Zur zweiten Kategorie gehört zum Beispiel das englische Hochsicherheitsgefängnis von Belmarsh, in dem seit mehr als 2 Jahren 12 moslemische Ausländer gefangengehalten werden, ohne Gerichtsverhandlung und jeglicher Rechte beraubt. Zwei weitere Gefangene, ein Libyer und ein Algerier wurden endlich vor kurzem aus diesem englischen Guantanamo freigelassen. Man kann auch noch das Gefängnis des Weissen Schwans im russischen Stavropol nennen, in dem sich 7 der 8 russischen Gefangenen aus Guantanamo befinden, die an Russland ausgeliefert wurden oder auch die Gefängnisse in Malaysia, in denen seit zwei Jahren mehr als 80 des Terrorismus verdächtigte Gefangene ohne Anklage schmoren.

Guantanamo ist das Zentrum eines Spinnennetzes, das sich über den gesamten Erdball erstreckt.

Es hat vielfache Funktionen: Die erste besteht darin, die Terrorpropaganda voranzutreiben. Guantanamo als Bedrohung aller aufsässigen Kinder des südlichen Erdballs nach dem Motto "wenn Du nicht brav bist, dann schicke ich Dich nach Guantanamo".

Die zweite Funktion ist die Dressur. Das Ziel des Haftsystems von Guantanamo war es, moslemische Männer, von magerer Gestalt, mit Bart, als fanatisch bezeichnet, solidarisch untereinander, zwangsläufig ignorant und schlecht erzogen weil sie ja nicht einmal englisch sprechen, kurz Wilde in fette Männer, Individualisten, Hamburger-und Coca-Cola Liebhaber, Fans von Rockmusik und Pin-ups für Lastwagenfahrer, Leute, die dazu neigen, ihre Brüder zu verraten, kurz und gut in Modellkonsumenten des American Way of Life zu verwandeln. Die angeblichen Taliban sollen sich in Mister Smith verwandeln, in neue Alliierte des Imperiums. Man hat noch nicht versucht, sie zu Presbyterianern, Baptisten, Methodisten oder Episkopaliern zu bekehren, doch das kommt bestimmt noch.

■ **Vorliegende Angaben**:
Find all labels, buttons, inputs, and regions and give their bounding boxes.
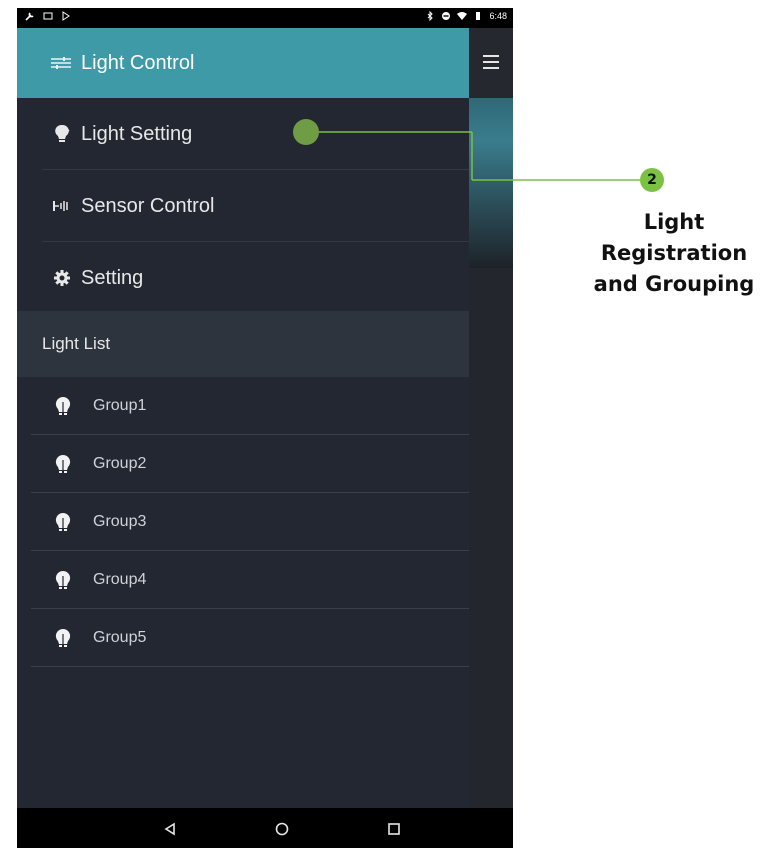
callout-number: 2 xyxy=(647,172,657,188)
play-store-icon xyxy=(62,11,70,21)
nav-item-label: Sensor Control xyxy=(81,194,215,217)
group-label: Group5 xyxy=(93,629,147,646)
sensor-icon xyxy=(51,198,73,214)
light-list-header: Light List xyxy=(17,311,469,377)
drawer-title: Light Control xyxy=(81,51,195,74)
gear-icon xyxy=(51,269,73,287)
bulb-group-icon xyxy=(53,512,73,532)
nav-item-light-setting[interactable]: Light Setting xyxy=(17,98,469,170)
wrench-icon xyxy=(25,12,34,21)
list-item-group2[interactable]: Group2 xyxy=(17,435,469,493)
bulb-group-icon xyxy=(53,396,73,416)
bulb-group-icon xyxy=(53,570,73,590)
callout-number-badge: 2 xyxy=(640,168,664,192)
group-label: Group1 xyxy=(93,397,147,414)
wifi-icon xyxy=(457,12,468,20)
status-bar: 6:48 xyxy=(17,8,513,28)
list-item-group3[interactable]: Group3 xyxy=(17,493,469,551)
callout-line-2: Registration xyxy=(600,241,748,265)
bulb-group-icon xyxy=(53,628,73,648)
back-icon[interactable] xyxy=(159,818,181,840)
recents-icon[interactable] xyxy=(383,818,405,840)
group-list: Group1 Group2 Group3 Group4 Group5 xyxy=(17,377,469,667)
light-list-title: Light List xyxy=(42,334,111,353)
home-icon[interactable] xyxy=(271,818,293,840)
tablet-screen: 6:48 Light Control Light Setting Sensor … xyxy=(17,8,513,848)
group-label: Group2 xyxy=(93,455,147,472)
drawer-header[interactable]: Light Control xyxy=(17,28,469,98)
do-not-disturb-icon xyxy=(442,12,451,20)
group-label: Group4 xyxy=(93,571,147,588)
sliders-icon xyxy=(51,56,71,70)
callout-line-3: and Grouping xyxy=(593,272,755,296)
nav-item-sensor-control[interactable]: Sensor Control xyxy=(17,170,469,242)
nav-item-label: Light Setting xyxy=(81,122,193,145)
hamburger-icon[interactable] xyxy=(477,50,505,74)
list-item-group1[interactable]: Group1 xyxy=(17,377,469,435)
notification-icon xyxy=(43,12,53,20)
content-gradient xyxy=(469,98,513,268)
list-item-group5[interactable]: Group5 xyxy=(17,609,469,667)
status-time: 6:48 xyxy=(489,11,507,21)
bulb-group-icon xyxy=(53,454,73,474)
main-content-dimmed xyxy=(469,28,513,808)
group-label: Group3 xyxy=(93,513,147,530)
callout-label: Light Registration and Grouping xyxy=(574,207,774,300)
navigation-bar xyxy=(17,808,513,848)
nav-item-label: Setting xyxy=(81,266,144,289)
navigation-drawer: Light Control Light Setting Sensor Contr… xyxy=(17,28,469,808)
bulb-icon xyxy=(51,124,73,144)
battery-icon xyxy=(476,12,481,20)
callout-line-1: Light xyxy=(643,210,705,234)
list-item-group4[interactable]: Group4 xyxy=(17,551,469,609)
bluetooth-icon xyxy=(428,11,434,21)
nav-item-setting[interactable]: Setting xyxy=(17,242,469,314)
app-bar xyxy=(469,28,513,98)
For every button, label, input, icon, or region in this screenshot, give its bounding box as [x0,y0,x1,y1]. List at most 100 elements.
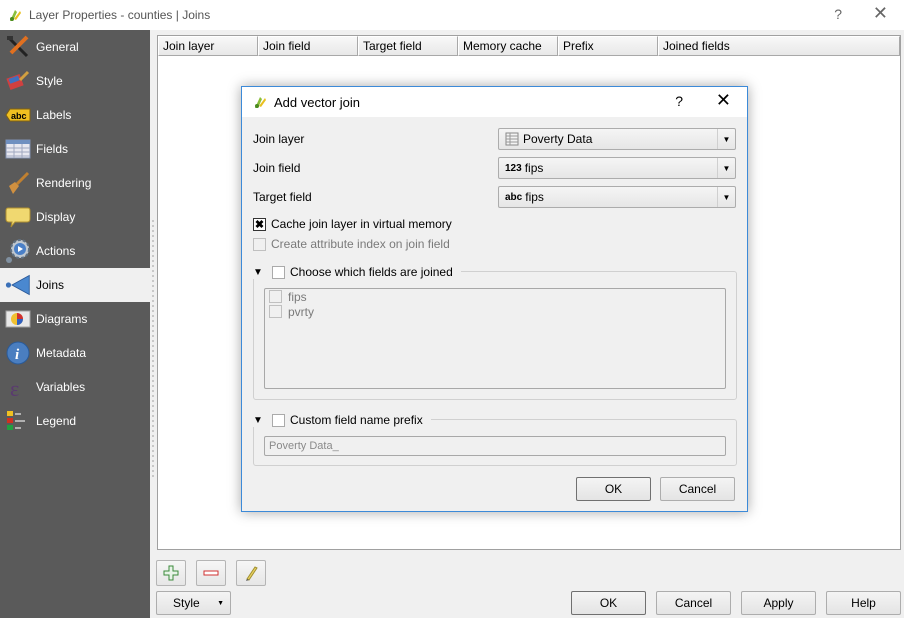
sidebar-item-diagrams[interactable]: Diagrams [0,302,150,336]
checkbox-checked[interactable]: ✖ [253,217,266,231]
sidebar-item-label: Variables [36,380,86,394]
join-field-value: fips [524,161,544,175]
field-checkbox[interactable] [269,305,282,318]
cancel-button[interactable]: Cancel [656,591,731,615]
table-layer-icon [505,132,519,146]
style-label: Style [173,596,200,610]
sidebar-item-display[interactable]: Display [0,200,150,234]
add-vector-join-dialog: Add vector join ? ✕ Join layer Poverty D… [241,86,748,512]
joined-fields-list: fips pvrty [264,288,726,389]
collapse-triangle-icon[interactable]: ▼ [253,267,267,278]
svg-text:ε: ε [10,376,19,400]
sidebar-item-labels[interactable]: abc Labels [0,98,150,132]
window-title: Layer Properties - counties | Joins [29,8,211,22]
abc-label-icon: abc [5,102,31,128]
chevron-down-icon: ▼ [717,158,735,178]
create-attribute-index-checkbox[interactable]: Create attribute index on join field [253,237,450,251]
close-icon[interactable]: ✕ [716,90,731,111]
sidebar-item-fields[interactable]: Fields [0,132,150,166]
help-icon[interactable]: ? [675,93,683,109]
window-titlebar: Layer Properties - counties | Joins ? ✕ [0,0,904,30]
column-header-prefix[interactable]: Prefix [558,36,658,56]
sidebar-item-label: Joins [36,278,65,292]
legend-icon [5,408,31,434]
sidebar-item-joins[interactable]: Joins [0,268,150,302]
sidebar-item-label: Actions [36,244,76,258]
epsilon-icon: ε [5,374,31,400]
chevron-down-icon: ▼ [717,129,735,149]
qgis-logo-icon [10,10,21,21]
column-header-joined-fields[interactable]: Joined fields [658,36,900,56]
remove-join-button[interactable] [196,560,226,586]
joined-fields-group-header: ▼ Choose which fields are joined [253,265,461,279]
join-field-combo[interactable]: 123 fips ▼ [498,157,736,179]
edit-join-button[interactable] [236,560,266,586]
sidebar-item-variables[interactable]: ε Variables [0,370,150,404]
target-field-combo[interactable]: abc fips ▼ [498,186,736,208]
collapse-triangle-icon[interactable]: ▼ [253,415,267,426]
sidebar-item-label: Legend [36,414,77,428]
choose-fields-label: Choose which fields are joined [290,265,453,279]
pie-diagram-icon [5,306,31,332]
custom-prefix-label: Custom field name prefix [290,413,423,427]
dialog-ok-button[interactable]: OK [576,477,651,501]
sidebar-item-label: Rendering [36,176,92,190]
column-header-join-field[interactable]: Join field [258,36,358,56]
sidebar-item-legend[interactable]: Legend [0,404,150,438]
list-item[interactable]: pvrty [265,304,725,319]
plus-icon [163,565,179,581]
cache-join-layer-checkbox[interactable]: ✖ Cache join layer in virtual memory [253,217,452,231]
pencil-icon [246,566,258,581]
dialog-cancel-button[interactable]: Cancel [660,477,735,501]
ok-button[interactable]: OK [571,591,646,615]
field-name: pvrty [288,304,315,319]
list-item[interactable]: fips [265,289,725,304]
join-field-label: Join field [253,161,301,175]
custom-prefix-checkbox[interactable] [272,413,285,427]
prefix-group-header: ▼ Custom field name prefix [253,413,431,427]
sidebar-splitter[interactable] [150,30,156,618]
sidebar-item-label: Metadata [36,346,87,360]
apply-button[interactable]: Apply [741,591,816,615]
join-layer-label: Join layer [253,132,305,146]
create-attribute-index-label: Create attribute index on join field [271,237,450,251]
dialog-title: Add vector join [274,94,360,110]
chevron-down-icon: ▼ [717,187,735,207]
field-checkbox[interactable] [269,290,282,303]
checkbox-unchecked[interactable] [253,237,266,251]
sidebar-item-style[interactable]: Style [0,64,150,98]
qgis-logo-icon [255,97,266,108]
sidebar-item-metadata[interactable]: i Metadata [0,336,150,370]
join-arrow-icon [5,272,31,298]
sidebar-item-general[interactable]: General [0,30,150,64]
speech-bubble-icon [5,204,31,230]
add-join-button[interactable] [156,560,186,586]
paintbrush-icon [5,68,31,94]
close-icon[interactable]: ✕ [873,3,888,24]
tools-icon [5,34,31,60]
help-button[interactable]: Help [826,591,901,615]
help-icon[interactable]: ? [834,6,842,22]
sidebar-item-rendering[interactable]: Rendering [0,166,150,200]
style-dropdown-button[interactable]: Style ▼ [156,591,231,615]
sidebar-item-label: Labels [36,108,72,122]
column-header-target-field[interactable]: Target field [358,36,458,56]
choose-fields-checkbox[interactable] [272,265,285,279]
integer-type-icon: 123 [505,162,522,174]
brush-icon [5,170,31,196]
sidebar-item-actions[interactable]: Actions [0,234,150,268]
sidebar-item-label: Diagrams [36,312,88,326]
column-header-memory-cache[interactable]: Memory cache [458,36,558,56]
sidebar-item-label: Fields [36,142,69,156]
field-name: fips [288,289,307,304]
dialog-titlebar: Add vector join ? ✕ [242,87,747,117]
minus-icon [203,570,219,576]
sidebar-item-label: Display [36,210,76,224]
prefix-input[interactable] [264,436,726,456]
sidebar-item-label: General [36,40,79,54]
target-field-value: fips [525,190,544,204]
column-header-join-layer[interactable]: Join layer [158,36,258,56]
table-icon [5,136,31,162]
join-layer-combo[interactable]: Poverty Data ▼ [498,128,736,150]
string-type-icon: abc [505,191,523,203]
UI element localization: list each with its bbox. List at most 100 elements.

■ **Zu erledigen**:
1. Fasse den Text über Guantanamo in zwei Sätzen zusammen.
2. Führe den Text über Guantanamo nach seinem letzten Satz weiter.

■ **Antworten nacheinander**:
1. Neben Guantanamo werden weitere Gefängnisse genannt, darunter Belmarsh in England, der Weiße Schwan im russischen Stavropol und Haftanstalten in Malaysia, in denen Gefangene ohne Gerichtsverhandlung oder ohne Anklage festgehalten werden. Guantanamo wird als Zentrum eines weltweiten Netzes dargestellt, das die Terrorpropaganda vorantreiben und moslemische Gefangene zu Modellkonsumenten des American Way of Life umerziehen soll.

2.
Die dritte Funktion ist das Experimentieren mit neuen Gefängnis-, Disziplinar-, Befragungs-und, es muss gesagt werden, Foltermethoden. Dies fällt in den Laborbereich. Bei jedem neuen Feind hat das amerikanische imperialistische System nach neuen militärischen, politischen, ideologischen und polizeilichen Kampftaktiken gesucht. Und somit auch nach neuen Methoden zur "Überwachung, Bestrafung und Befragung".

Guantanamo ist also kein improvisiertes Lager, sondern gut erdacht und vorbereitet, sogar noch vor dem 11. September 2001 und vor dem Krieg gegen Afghanistan. Der Stützpunkt auf Guantanamo wurde in den 90ern dazu benutzt, um die Boat People aus Haiti aufzunehmen und sollte die Flüchtlinge oder Gefangenen aus dem Kosovokrieg aufnehmen, doch dieser Plan wurde im letzten Augenblick geändert. Der Stützpunkt sollte die irakischen Gefangengen aufnehmen, doch auch dieser Plan wurde geändert, nachdem man herausgefunden hatte, dass Saddam Hussein vor Ort bereits ein ausreichendes Haftsystem zur Verfügung gestellt hatte. Doch die vierte und wichtigste Funktion von Guantanamo ist diese: es handelt sich um ein strategisches Befehlswerkzeug im Dienste der kriegerischen Diplomatie des Imperiums. Von Guantanamo gehen vielzählige Nachrichten aus, Direktiven an die Länder der Gefangenen. Lassen Sie uns einige dieser Direktiven nennen:
  1. Die Befragung dieses oder jenes Ihrer Staatsbürger hat die Existenz dieses oder jenes Terroristennetzwerks in Ihrem Land bestätigt. Wir fordern Sie also mit Nachdruck dazu auf, diese oder jene Organisation oder diese oder jene Person zu bestrafen. Auf der Basis von surrealistischen Befragungen greifen das FBI und die CIA sogar in einer Reihe von Ländern direkt ein und überwachen die Verhaftungen. Das massivste Beispiel ist Pakistan und das blutigste der Yemen.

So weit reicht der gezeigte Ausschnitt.